What the exercise asks →
Please copy out every line of the records below word for word, leaving out the pictures.

Supplied information →

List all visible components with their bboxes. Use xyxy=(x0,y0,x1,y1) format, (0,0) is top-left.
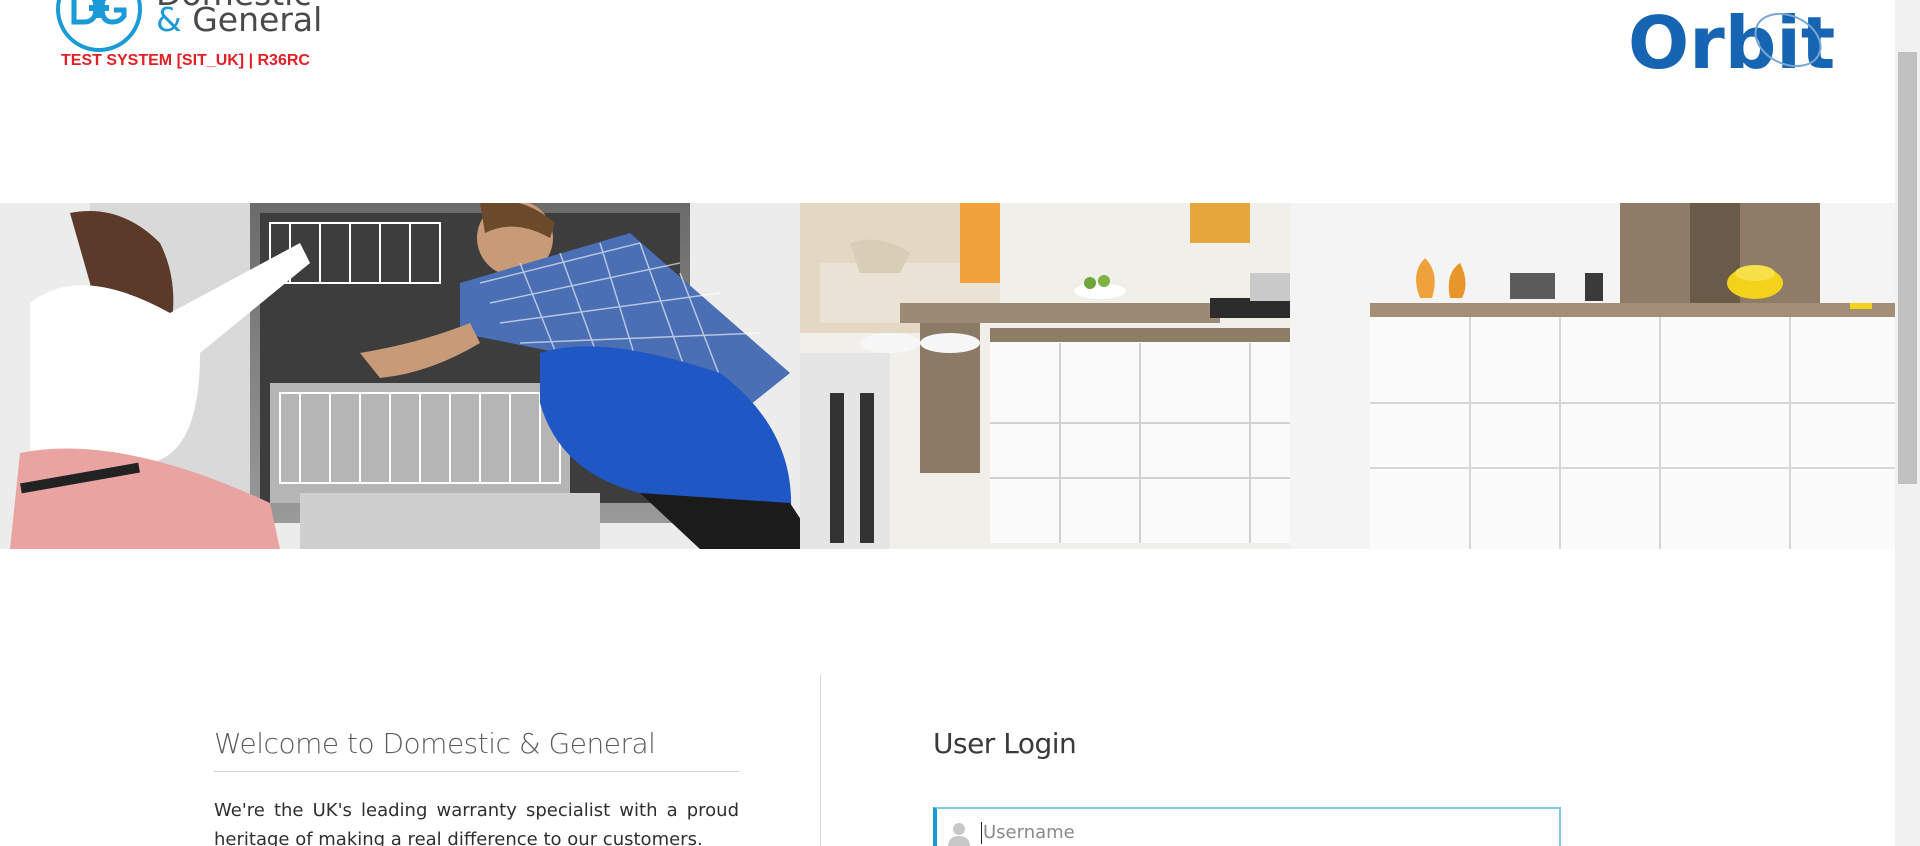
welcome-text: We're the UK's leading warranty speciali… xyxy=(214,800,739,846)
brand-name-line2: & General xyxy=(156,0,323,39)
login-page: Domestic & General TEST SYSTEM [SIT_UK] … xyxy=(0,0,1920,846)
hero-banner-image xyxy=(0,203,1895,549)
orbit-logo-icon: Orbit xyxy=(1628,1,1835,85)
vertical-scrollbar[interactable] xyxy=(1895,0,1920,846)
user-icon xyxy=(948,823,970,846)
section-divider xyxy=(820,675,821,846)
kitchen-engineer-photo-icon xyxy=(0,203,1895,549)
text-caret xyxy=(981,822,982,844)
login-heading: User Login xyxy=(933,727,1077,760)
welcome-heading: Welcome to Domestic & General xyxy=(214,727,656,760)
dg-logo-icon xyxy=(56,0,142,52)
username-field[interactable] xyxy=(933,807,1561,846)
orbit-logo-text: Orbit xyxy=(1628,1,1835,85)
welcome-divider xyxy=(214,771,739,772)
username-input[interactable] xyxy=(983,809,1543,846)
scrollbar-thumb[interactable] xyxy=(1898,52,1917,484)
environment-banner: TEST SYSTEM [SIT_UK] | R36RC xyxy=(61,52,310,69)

Written solution →
List all visible components with their bboxes. Use xyxy=(x0,y0,x1,y1) format, (0,0) is top-left.
welcome-text: We're the UK's leading warranty speciali… xyxy=(214,800,739,846)
brand-name-line2: & General xyxy=(156,0,323,39)
login-page: Domestic & General TEST SYSTEM [SIT_UK] … xyxy=(0,0,1920,846)
hero-banner-image xyxy=(0,203,1895,549)
orbit-logo-icon: Orbit xyxy=(1628,1,1835,85)
vertical-scrollbar[interactable] xyxy=(1895,0,1920,846)
user-icon xyxy=(948,823,970,846)
section-divider xyxy=(820,675,821,846)
kitchen-engineer-photo-icon xyxy=(0,203,1895,549)
text-caret xyxy=(981,822,982,844)
login-heading: User Login xyxy=(933,727,1077,760)
welcome-heading: Welcome to Domestic & General xyxy=(214,727,656,760)
dg-logo-icon xyxy=(56,0,142,52)
username-field[interactable] xyxy=(933,807,1561,846)
orbit-logo-text: Orbit xyxy=(1628,1,1835,85)
welcome-divider xyxy=(214,771,739,772)
username-input[interactable] xyxy=(983,809,1543,846)
scrollbar-thumb[interactable] xyxy=(1898,52,1917,484)
environment-banner: TEST SYSTEM [SIT_UK] | R36RC xyxy=(61,52,310,69)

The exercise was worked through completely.